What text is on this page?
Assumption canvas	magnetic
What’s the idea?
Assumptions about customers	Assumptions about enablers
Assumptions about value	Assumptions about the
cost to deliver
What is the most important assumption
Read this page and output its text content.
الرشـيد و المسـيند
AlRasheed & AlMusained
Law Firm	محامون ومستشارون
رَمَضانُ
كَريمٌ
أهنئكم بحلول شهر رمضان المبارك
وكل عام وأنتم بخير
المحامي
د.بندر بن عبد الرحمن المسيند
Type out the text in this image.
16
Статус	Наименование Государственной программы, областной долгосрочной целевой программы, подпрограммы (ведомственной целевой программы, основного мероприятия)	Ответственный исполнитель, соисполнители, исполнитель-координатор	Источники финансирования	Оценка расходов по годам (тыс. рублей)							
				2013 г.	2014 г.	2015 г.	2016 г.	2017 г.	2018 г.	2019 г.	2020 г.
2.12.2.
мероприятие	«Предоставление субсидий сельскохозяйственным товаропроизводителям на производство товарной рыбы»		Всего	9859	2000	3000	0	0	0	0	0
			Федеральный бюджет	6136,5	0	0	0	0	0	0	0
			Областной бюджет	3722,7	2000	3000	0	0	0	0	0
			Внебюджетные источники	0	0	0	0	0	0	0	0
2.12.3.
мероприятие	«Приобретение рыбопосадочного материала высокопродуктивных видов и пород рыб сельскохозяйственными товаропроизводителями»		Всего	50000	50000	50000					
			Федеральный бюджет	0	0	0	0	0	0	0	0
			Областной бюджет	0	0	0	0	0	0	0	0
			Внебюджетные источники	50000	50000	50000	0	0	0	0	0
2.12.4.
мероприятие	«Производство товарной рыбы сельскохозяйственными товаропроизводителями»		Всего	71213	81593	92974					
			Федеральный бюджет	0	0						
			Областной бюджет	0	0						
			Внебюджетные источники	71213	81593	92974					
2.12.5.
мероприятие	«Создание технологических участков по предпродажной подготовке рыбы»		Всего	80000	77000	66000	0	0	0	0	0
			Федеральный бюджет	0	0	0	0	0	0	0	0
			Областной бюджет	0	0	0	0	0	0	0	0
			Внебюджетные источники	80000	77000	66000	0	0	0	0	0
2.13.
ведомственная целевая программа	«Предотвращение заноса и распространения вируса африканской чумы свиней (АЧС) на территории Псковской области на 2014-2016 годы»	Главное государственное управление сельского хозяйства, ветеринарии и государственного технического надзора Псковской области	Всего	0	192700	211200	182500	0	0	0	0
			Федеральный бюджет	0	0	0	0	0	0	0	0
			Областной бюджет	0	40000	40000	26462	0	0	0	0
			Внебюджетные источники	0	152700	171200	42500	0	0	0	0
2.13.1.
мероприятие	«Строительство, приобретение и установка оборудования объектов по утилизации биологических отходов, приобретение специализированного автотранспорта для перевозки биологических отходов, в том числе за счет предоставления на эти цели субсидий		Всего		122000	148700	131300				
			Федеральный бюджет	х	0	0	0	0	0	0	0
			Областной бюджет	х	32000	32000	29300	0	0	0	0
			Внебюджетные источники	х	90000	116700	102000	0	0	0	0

################

*AIM OF THE EXERCISE*.
Copy out every line of the listing that includes the string "Внебюджетные".

*COMPLETE OUTPUT*.
			Внебюджетные источники	0	0	0	0	0	0	0	0
			Внебюджетные источники	50000	50000	50000	0	0	0	0	0
			Внебюджетные источники	71213	81593	92974					
			Внебюджетные источники	80000	77000	66000	0	0	0	0	0
			Внебюджетные источники	0	152700	171200	42500	0	0	0	0
			Внебюджетные источники	х	90000	116700	102000	0	0	0	0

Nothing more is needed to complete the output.